### Provided passage
It has been a curiously direct process
from the hand of the great master, to this new reproduction,
although it stands so far from his time and life.
His very thought was painted by his very hand upon
the paper of the cartoon, and this painted thought
has been photographed upon another paper which has
served as a guide to the copy.
It makes us sharers in the art riches
of Raphael’s own time, to see a new embodiment
of his thought appearing as a part of the nineteenth
century’s accomplishments and possessions.
After this achievement we naturally
began to look for appropriate use for the small tapestries,
but here came our stumbling block. The breed
of princes, who had been the former patrons of such
works of art, were all asleep in their graves, and
knew not America, or its ambitions, and our native
breed was not an hereditary one, building galleries
in palaces, and collecting there the largest of precious
accomplishments in artistic skill in order to perpetuate
their own memories, as well as to enrich their descendants.
Our princes were perhaps as rich as they, and possibly
as powerful, but their ambitions did not usually extend
to a line of posterity. Their palaces were contracted
to a “three score and ten” size; for each
of them, no matter how wide his capability of enjoyment,
knew that it was personal and ended when his little
spark of life should be extinguished. I gladly
record, however, that in these later days some of
them have made the American world their heirs, and
are building and enriching museums and colleges, making
them palaces of growth and enlightenment, and so giving
to the many what an older race of princes built and
enriched and guarded for the few.

### Material supplied
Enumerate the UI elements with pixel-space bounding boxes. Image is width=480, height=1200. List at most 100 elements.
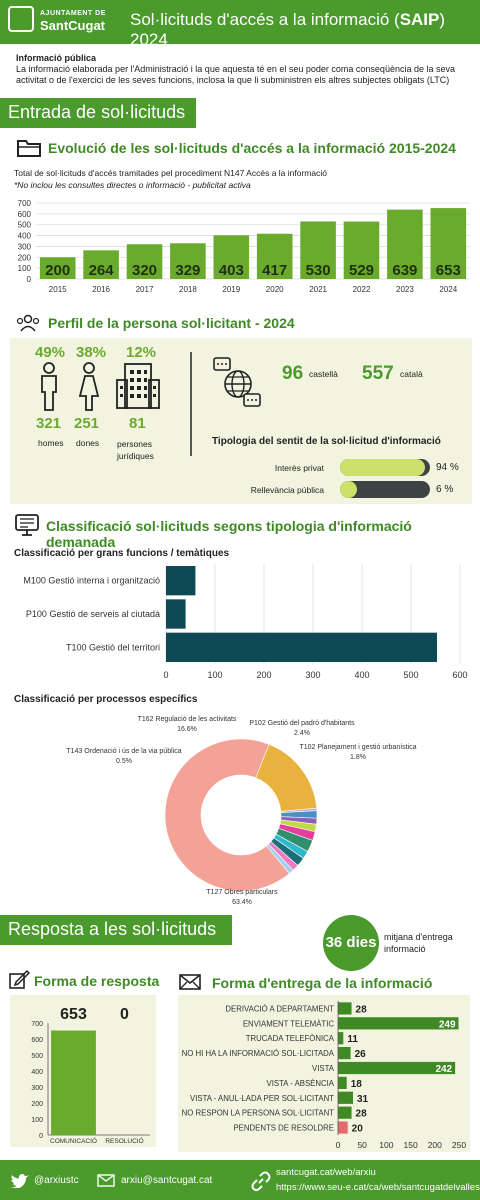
bar xyxy=(338,1061,456,1075)
bar xyxy=(213,235,250,279)
bar-value-label: 653 xyxy=(436,262,461,279)
x-tick-label: COMUNICACIÓ xyxy=(50,1136,97,1145)
category-label: VISTA xyxy=(312,1064,335,1073)
web-link-1[interactable]: santcugat.cat/web/arxiu xyxy=(276,1167,376,1178)
email-address[interactable]: arxiu@santcugat.cat xyxy=(121,1175,213,1186)
evolution-title: Evolució de les sol·licituds d'accés a l… xyxy=(48,140,456,156)
woman-icon xyxy=(78,362,100,411)
homes-label: homes xyxy=(38,438,64,448)
category-label: DERIVACIÓ A DEPARTAMENT xyxy=(225,1004,334,1013)
castella-label: castellà xyxy=(309,369,338,379)
forma-entrega-chart: DERIVACIÓ A DEPARTAMENT 28 ENVIAMENT TELEM… xyxy=(182,1001,466,1150)
bar xyxy=(387,209,423,279)
bar-value-label: 242 xyxy=(435,1064,452,1075)
bar-value-label: 320 xyxy=(132,262,157,279)
tipologia-fill-privat xyxy=(340,459,425,476)
functions-title: Classificació per grans funcions / temàt… xyxy=(14,548,230,559)
forma-entrega-title: Forma d'entrega de la informació xyxy=(212,975,433,991)
juridiques-count: 81 xyxy=(129,415,146,432)
x-tick-label: 150 xyxy=(404,1140,418,1150)
forma-resposta-chart: 0 100 200 300 400 500 600 700 653 COMUNICACIÓ 0 RES… xyxy=(31,1006,150,1145)
bar xyxy=(338,1047,351,1060)
x-tick-label: 400 xyxy=(354,670,369,680)
days-label: mitjana d'entrega informació xyxy=(384,932,453,954)
y-tick-label: 500 xyxy=(18,221,32,230)
tipologia-label-publica: Rellevància pública xyxy=(250,485,324,495)
category-label: VISTA - ABSÈNCIA xyxy=(267,1079,335,1088)
twitter-handle[interactable]: @arxiustc xyxy=(34,1175,79,1186)
bar-value-label: 264 xyxy=(89,262,115,279)
evolution-subtitle: Total de sol·licituds d'accés tramitades… xyxy=(14,168,327,178)
bar-value-label: 653 xyxy=(60,1006,87,1023)
castella-value: 96 xyxy=(282,363,304,384)
y-tick-label: 0 xyxy=(39,1133,43,1140)
x-tick-label: 0 xyxy=(336,1140,341,1150)
donut-slice xyxy=(255,743,318,812)
donut-slice xyxy=(164,738,290,892)
x-tick-label: 250 xyxy=(452,1140,466,1150)
bar-value-label: 31 xyxy=(357,1094,369,1105)
bar xyxy=(338,1017,459,1030)
bar-value-label: 403 xyxy=(219,262,244,279)
x-tick-label: 2018 xyxy=(179,285,197,294)
bar xyxy=(126,244,163,279)
twitter-icon[interactable] xyxy=(10,1172,30,1188)
bar xyxy=(83,250,119,279)
category-label: NO RESPON LA PERSONA SOL·LICITANT xyxy=(182,1109,335,1118)
slice-label: T102 Planejament i gestió urbanística xyxy=(299,744,416,751)
bar xyxy=(338,1076,347,1089)
logo-emblem-icon xyxy=(8,6,34,32)
bar xyxy=(300,221,336,279)
y-tick-label: 600 xyxy=(18,210,32,219)
bar-value-label: 18 xyxy=(351,1079,363,1090)
catala-label: català xyxy=(400,369,423,379)
tipologia-track-privat xyxy=(340,459,430,476)
section-band-resposta: Resposta a les sol·licituds xyxy=(0,915,232,945)
man-icon xyxy=(41,362,57,411)
y-tick-label: 700 xyxy=(18,199,32,208)
logo[interactable]: AJUNTAMENT DE SantCugat xyxy=(8,4,116,40)
donut-slice xyxy=(266,843,294,874)
web-link-2[interactable]: https://www.seu-e.cat/ca/web/santcugatde… xyxy=(276,1182,480,1193)
juridiques-label: persones jurídiques xyxy=(117,439,154,461)
x-tick-label: 100 xyxy=(207,670,222,680)
bar-value-label: 249 xyxy=(439,1019,456,1030)
bar xyxy=(39,257,76,279)
x-tick-label: 2021 xyxy=(309,285,327,294)
forma-resposta-title: Forma de resposta xyxy=(34,973,160,989)
bar xyxy=(430,208,467,279)
x-tick-label: 2019 xyxy=(222,285,240,294)
x-tick-label: 100 xyxy=(379,1140,393,1150)
x-tick-label: 200 xyxy=(428,1140,442,1150)
bar-value-label: 28 xyxy=(356,1004,368,1015)
category-label: NO HI HA LA INFORMACIÓ SOL·LICITADA xyxy=(182,1049,335,1058)
bar-value-label: 11 xyxy=(347,1034,358,1045)
category-label: T100 Gestió del territori xyxy=(66,642,160,652)
x-tick-label: 2020 xyxy=(266,285,284,294)
y-tick-label: 300 xyxy=(31,1085,43,1092)
days-badge: 36 dies xyxy=(323,915,379,971)
bar-value-label: 530 xyxy=(306,262,331,279)
link-icon[interactable] xyxy=(250,1170,272,1192)
bar xyxy=(338,1002,352,1015)
bar-value-label: 0 xyxy=(120,1006,129,1023)
profile-panel xyxy=(10,338,472,504)
evolution-note: *No inclou les consultes directes o info… xyxy=(14,180,251,190)
x-tick-label: 2016 xyxy=(92,285,110,294)
category-label: PENDENTS DE RESOLDRE xyxy=(233,1124,334,1133)
x-tick-label: 2022 xyxy=(353,285,371,294)
y-tick-label: 0 xyxy=(27,275,32,284)
slice-pct-label: 1.8% xyxy=(350,754,366,761)
bar-value-label: 417 xyxy=(262,262,287,279)
x-tick-label: 2024 xyxy=(439,285,457,294)
profile-divider xyxy=(190,352,192,456)
category-label: TRUCADA TELEFÒNICA xyxy=(246,1034,335,1043)
email-icon[interactable] xyxy=(97,1174,115,1187)
language-globe-icon xyxy=(213,357,261,407)
intro-text: La informació elaborada per l'Administra… xyxy=(16,64,455,85)
logo-line2: SantCugat xyxy=(40,18,105,33)
bar-value-label: 26 xyxy=(355,1049,367,1060)
bar xyxy=(166,632,437,662)
processes-donut-chart: T162 Regulació de les activitats 16.6% P10… xyxy=(66,716,416,906)
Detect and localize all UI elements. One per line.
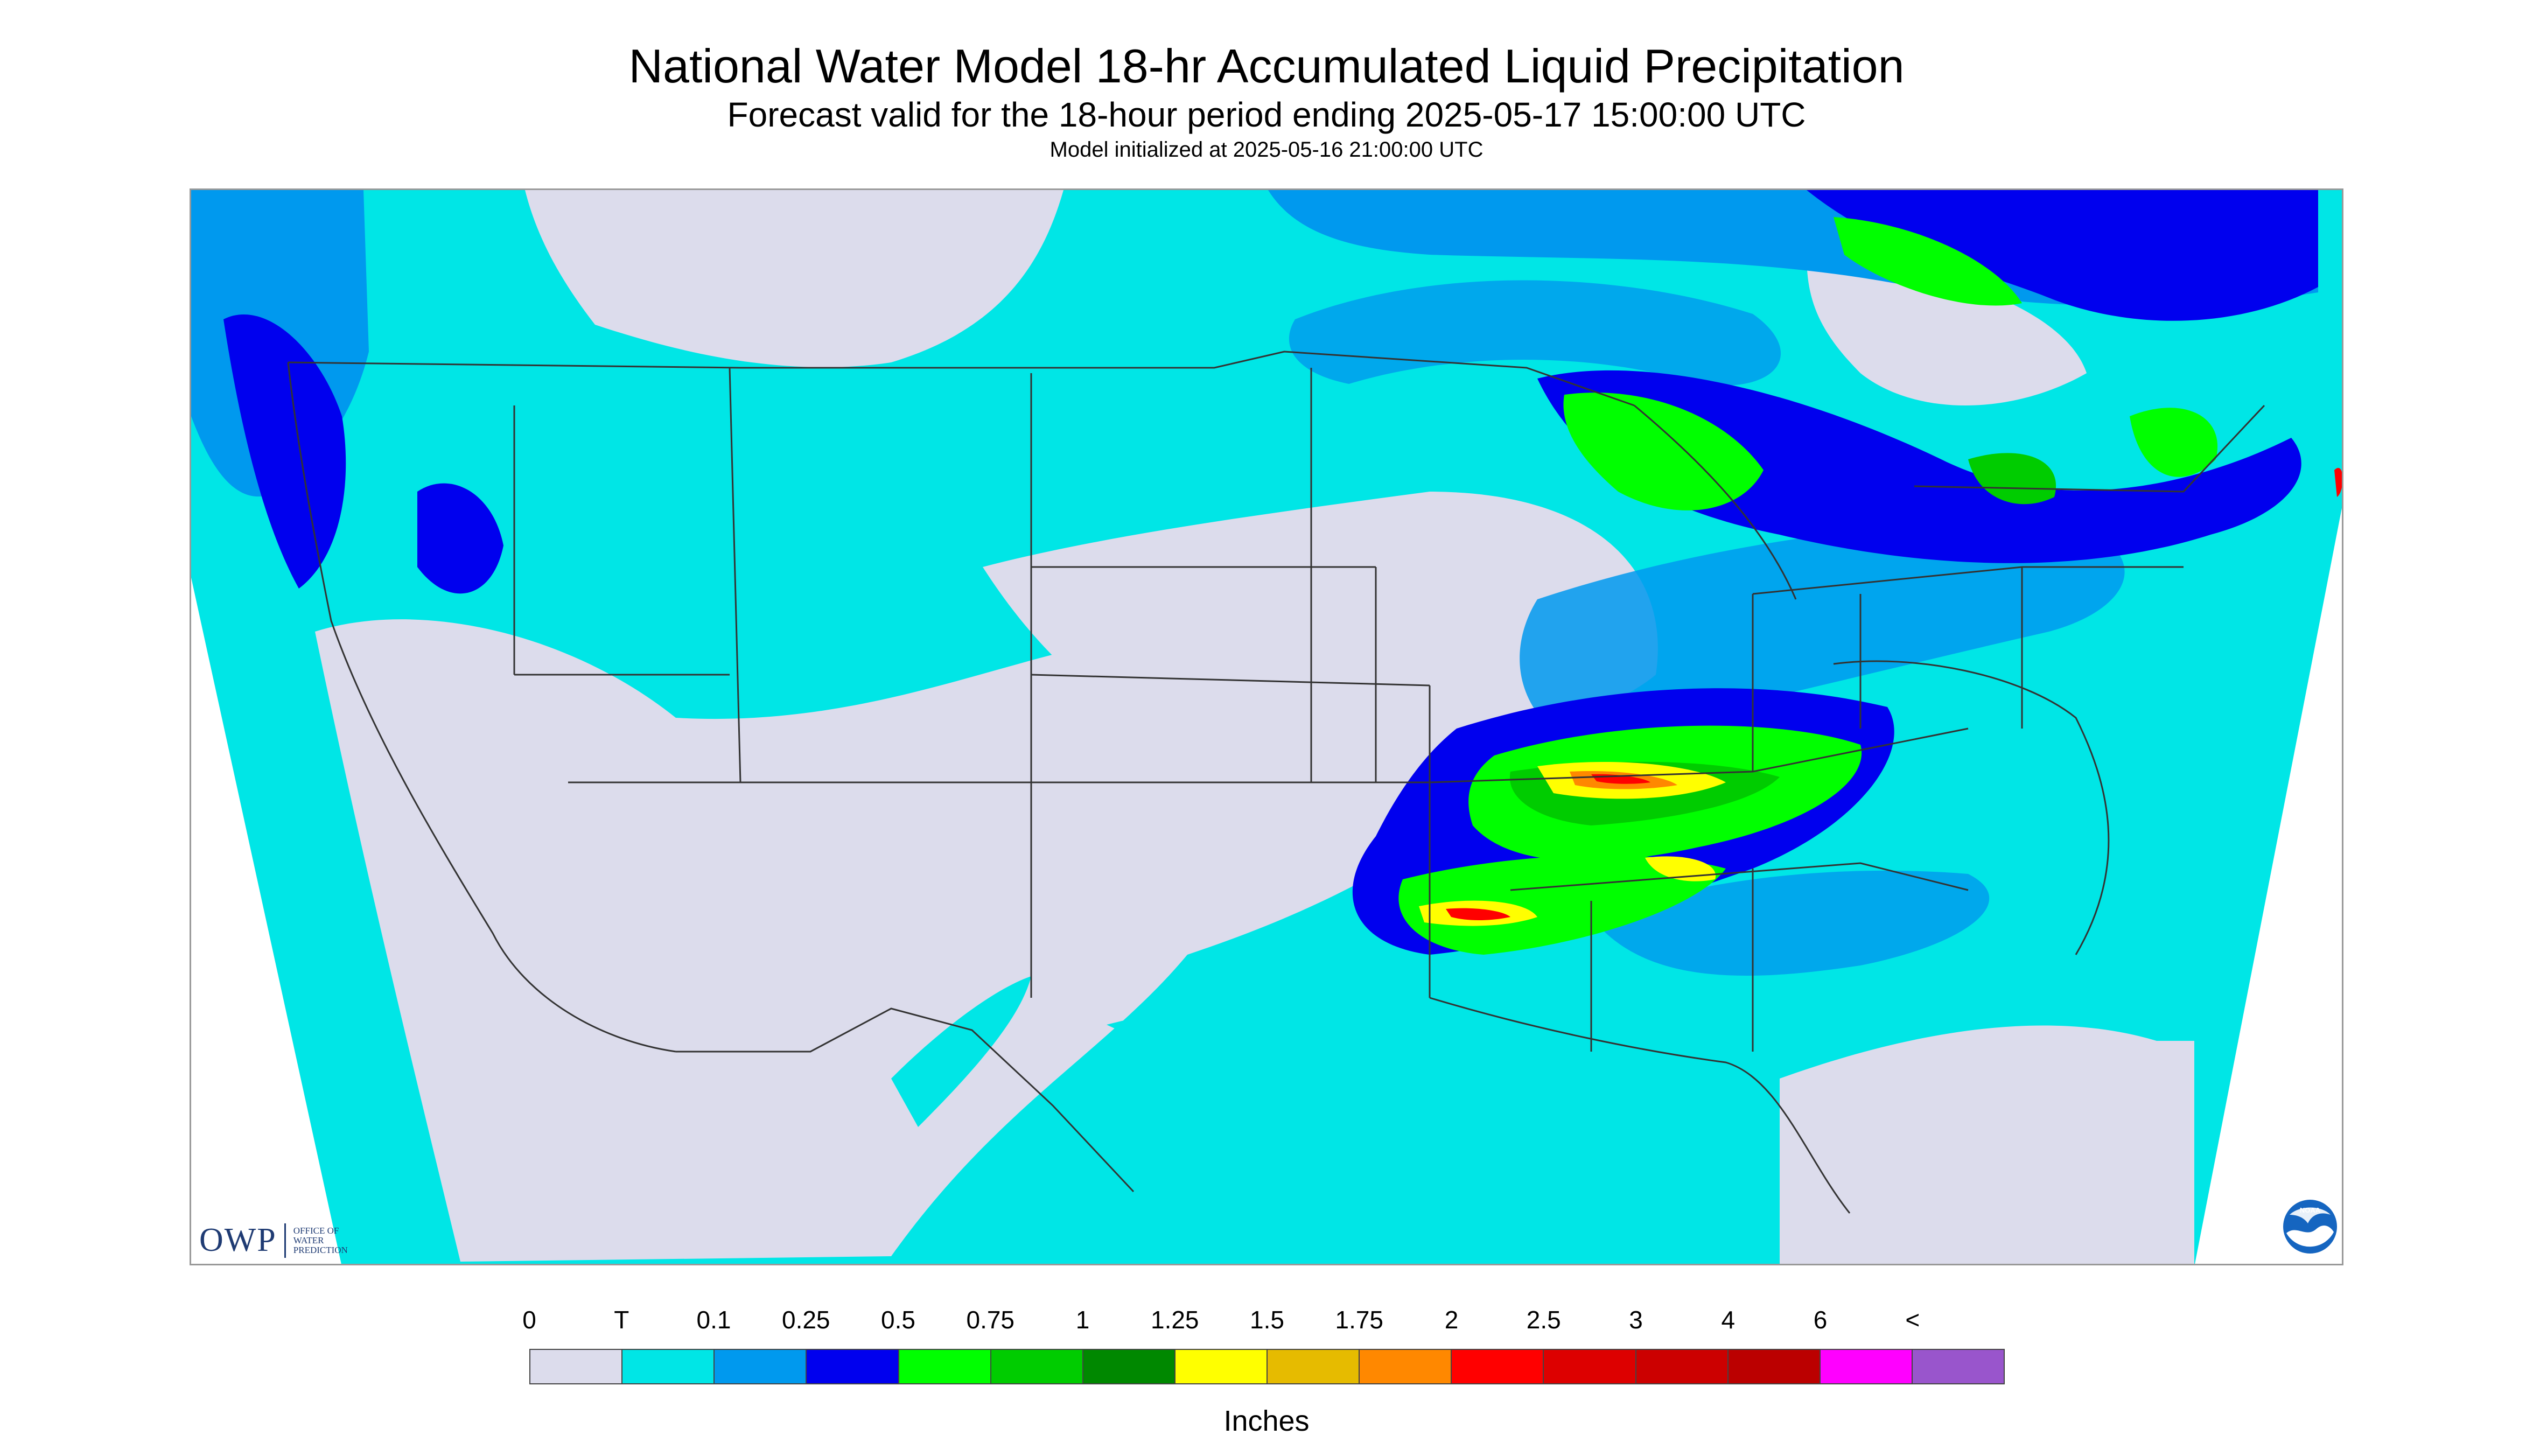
map-title: National Water Model 18-hr Accumulated L… [628,39,1905,93]
dry-area-southwest [315,619,1537,1262]
legend-swatch [715,1350,807,1383]
owp-logo-text: OWP [199,1222,277,1258]
legend-tick-label: 1.75 [1335,1306,1384,1334]
legend-swatch [807,1350,899,1383]
dry-area-southeast [1780,1025,2194,1264]
legend-tick-label: 1 [1075,1306,1090,1334]
state-boundaries [287,351,2265,1214]
legend-tick-label: < [1905,1306,1920,1334]
legend-tick-label: 0.75 [966,1306,1015,1334]
heavy-rain-northeast-canada [1807,190,2318,321]
legend-tick-label: 4 [1721,1306,1736,1334]
legend-swatch [1268,1350,1360,1383]
legend-swatch [622,1350,715,1383]
owp-logo-divider [284,1223,286,1258]
dry-area-great-lakes [1807,255,2087,405]
heavy-rain-great-lakes [1537,370,2301,563]
legend-tick-label: T [614,1306,629,1334]
legend-tick-label: 3 [1629,1306,1643,1334]
map-subtitle: Forecast valid for the 18-hour period en… [727,95,1806,134]
model-init-time: Model initialized at 2025-05-16 21:00:00… [1049,138,1484,162]
legend-swatch [1083,1350,1175,1383]
legend-swatch [1912,1350,2004,1383]
legend-swatch [1636,1350,1729,1383]
legend-swatch [1452,1350,1544,1383]
legend-tick-label: 2.5 [1526,1306,1561,1334]
legend-tick-label: 0.25 [781,1306,830,1334]
legend-tick-label: 0.5 [881,1306,915,1334]
precipitation-field [191,190,2342,1264]
legend-swatch [1820,1350,1913,1383]
owp-logo: OWP OFFICE OF WATER PREDICTION [199,1221,369,1259]
noaa-logo-icon: NOAA [2283,1200,2337,1254]
legend-swatch [530,1350,623,1383]
legend-tick-label: 1.5 [1250,1306,1284,1334]
precipitation-map[interactable] [190,188,2343,1265]
dry-area-canada-west [525,190,1063,368]
dry-area-plains [983,492,1658,772]
noaa-logo-text: NOAA [2300,1206,2321,1214]
legend-swatch [1360,1350,1452,1383]
legend-swatch [899,1350,991,1383]
legend-swatch [1175,1350,1268,1383]
legend-tick-label: 0 [522,1306,536,1334]
legend-tick-label: 2 [1444,1306,1459,1334]
color-scale [529,1349,2005,1384]
legend-swatch [1544,1350,1636,1383]
legend-tick-label: 6 [1813,1306,1828,1334]
legend-tick-label: 1.25 [1150,1306,1199,1334]
legend-tick-label: 0.1 [696,1306,731,1334]
legend-units: Inches [1223,1405,1310,1437]
legend-swatch [1728,1350,1821,1383]
legend-swatch [991,1350,1083,1383]
owp-logo-subtitle: OFFICE OF WATER PREDICTION [293,1225,348,1255]
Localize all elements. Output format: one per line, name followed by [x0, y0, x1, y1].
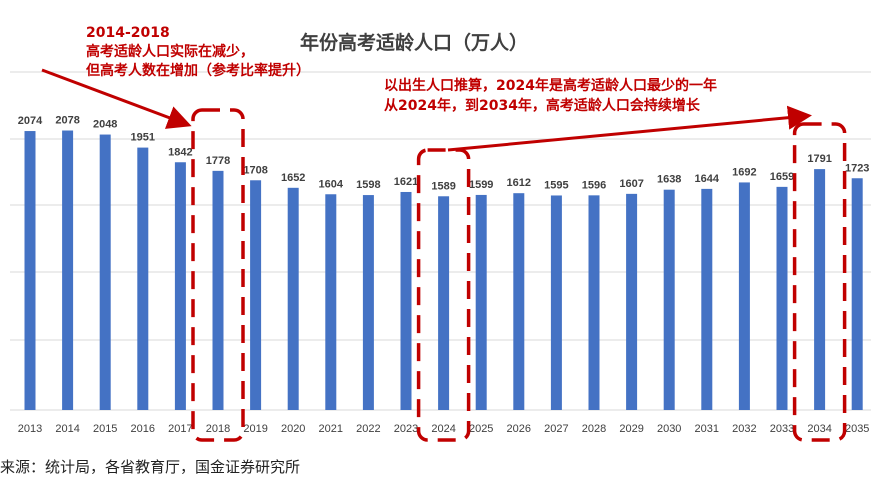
data-label-2025: 1599 [469, 179, 493, 191]
data-label-2028: 1596 [582, 179, 606, 191]
source-note: 来源：统计局，各省教育厅，国金证券研究所 [0, 458, 301, 476]
bar-2030 [663, 189, 675, 410]
annotation-right: 以出生人口推算，2024年是高考适龄人口最少的一年 从2024年，到2034年，… [384, 76, 717, 116]
annotation-left-line2: 高考适龄人口实际在减少， [86, 44, 254, 60]
data-label-2019: 1708 [243, 164, 267, 176]
data-labels: 2074 2078 2048 1951 1842 1778 1708 1652 1604 1598… [18, 115, 870, 193]
data-label-2014: 2078 [55, 115, 79, 127]
bar-2026 [513, 193, 525, 410]
data-label-2022: 1598 [356, 179, 380, 191]
tick-label-2034: 2034 [807, 423, 831, 435]
bar-2017 [174, 162, 186, 410]
bar-2015 [99, 134, 111, 410]
bar-2035 [851, 178, 863, 410]
arrow-left [41, 68, 192, 129]
tick-label-2014: 2014 [55, 423, 79, 435]
annotation-right-line1: 以出生人口推算，2024年是高考适龄人口最少的一年 [384, 78, 717, 94]
data-label-2023: 1621 [394, 176, 418, 188]
annotation-arrows [41, 68, 812, 152]
highlight-boxes [191, 108, 847, 442]
bar-2018 [212, 170, 224, 410]
bar-2022 [362, 195, 374, 410]
highlight-box-2024 [416, 148, 471, 442]
data-label-2030: 1638 [657, 174, 681, 186]
tick-label-2022: 2022 [356, 423, 380, 435]
bar-2028 [588, 195, 600, 410]
annotation-left-line3: 但高考人数在增加（参考比率提升） [86, 63, 310, 79]
bar-2031 [701, 188, 713, 410]
data-label-2033: 1659 [770, 171, 794, 183]
tick-label-2025: 2025 [469, 423, 493, 435]
bar-2014 [62, 130, 74, 410]
bar-2025 [475, 194, 487, 410]
chart-title: 年份高考适龄人口（万人） [300, 32, 529, 54]
tick-label-2020: 2020 [281, 423, 305, 435]
tick-label-2017: 2017 [168, 423, 192, 435]
data-label-2016: 1951 [131, 132, 155, 144]
tick-label-2024: 2024 [431, 423, 455, 435]
data-label-2034: 1791 [807, 153, 831, 165]
tick-label-2028: 2028 [582, 423, 606, 435]
tick-label-2015: 2015 [93, 423, 117, 435]
data-label-2017: 1842 [168, 146, 192, 158]
bar-2032 [738, 182, 750, 410]
data-label-2032: 1692 [732, 166, 756, 178]
tick-label-2013: 2013 [18, 423, 42, 435]
arrow-right [447, 105, 812, 152]
bar-2016 [137, 147, 149, 410]
highlight-box-2034 [792, 122, 847, 442]
data-label-2035: 1723 [845, 162, 869, 174]
data-label-2020: 1652 [281, 172, 305, 184]
bar-2021 [325, 194, 337, 410]
bar-2033 [776, 186, 788, 410]
bar-2034 [814, 169, 826, 410]
bar-2019 [250, 180, 262, 410]
bar-2013 [24, 131, 36, 410]
tick-label-2029: 2029 [619, 423, 643, 435]
data-label-2026: 1612 [507, 177, 531, 189]
bars [24, 130, 863, 410]
annotation-left-line1: 2014-2018 [86, 25, 170, 41]
data-label-2018: 1778 [206, 155, 230, 167]
data-label-2029: 1607 [619, 178, 643, 190]
tick-label-2033: 2033 [770, 423, 794, 435]
tick-label-2027: 2027 [544, 423, 568, 435]
data-label-2024: 1589 [431, 180, 455, 192]
bar-2027 [550, 195, 562, 410]
bar-2024 [438, 196, 450, 410]
data-label-2021: 1604 [319, 178, 344, 190]
data-label-2027: 1595 [544, 179, 568, 191]
x-axis-ticks: 2013 2014 2015 2016 2017 2018 2019 2020 2021 2022… [18, 423, 870, 435]
tick-label-2031: 2031 [695, 423, 719, 435]
tick-label-2026: 2026 [507, 423, 531, 435]
tick-label-2030: 2030 [657, 423, 681, 435]
highlight-box-2018 [191, 108, 245, 442]
data-label-2013: 2074 [18, 115, 43, 127]
tick-label-2035: 2035 [845, 423, 869, 435]
tick-label-2018: 2018 [206, 423, 230, 435]
annotation-right-line2: 从2024年，到2034年，高考适龄人口会持续增长 [384, 98, 700, 114]
bar-2023 [400, 191, 412, 410]
bar-2029 [626, 193, 638, 410]
tick-label-2023: 2023 [394, 423, 418, 435]
tick-label-2019: 2019 [243, 423, 267, 435]
bar-2020 [287, 187, 299, 410]
tick-label-2016: 2016 [131, 423, 155, 435]
annotation-left: 2014-2018 高考适龄人口实际在减少， 但高考人数在增加（参考比率提升） [86, 24, 310, 81]
tick-label-2021: 2021 [319, 423, 343, 435]
tick-label-2032: 2032 [732, 423, 756, 435]
data-label-2031: 1644 [695, 173, 720, 185]
data-label-2015: 2048 [93, 119, 117, 131]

### Tasks for this exercise
1) In the passage on the Raphael tapestries, to what size were the palaces of the native American princes contracted?
2) Transcribe from the passage on the Raphael tapestries, starting with "After this achievement" and going on through "enrich their descendants.".

### Task results
1) To a "three score and ten" size.

2)
After this achievement we naturally
began to look for appropriate use for the small tapestries,
but here came our stumbling block. The breed
of princes, who had been the former patrons of such
works of art, were all asleep in their graves, and
knew not America, or its ambitions, and our native
breed was not an hereditary one, building galleries
in palaces, and collecting there the largest of precious
accomplishments in artistic skill in order to perpetuate
their own memories, as well as to enrich their descendants.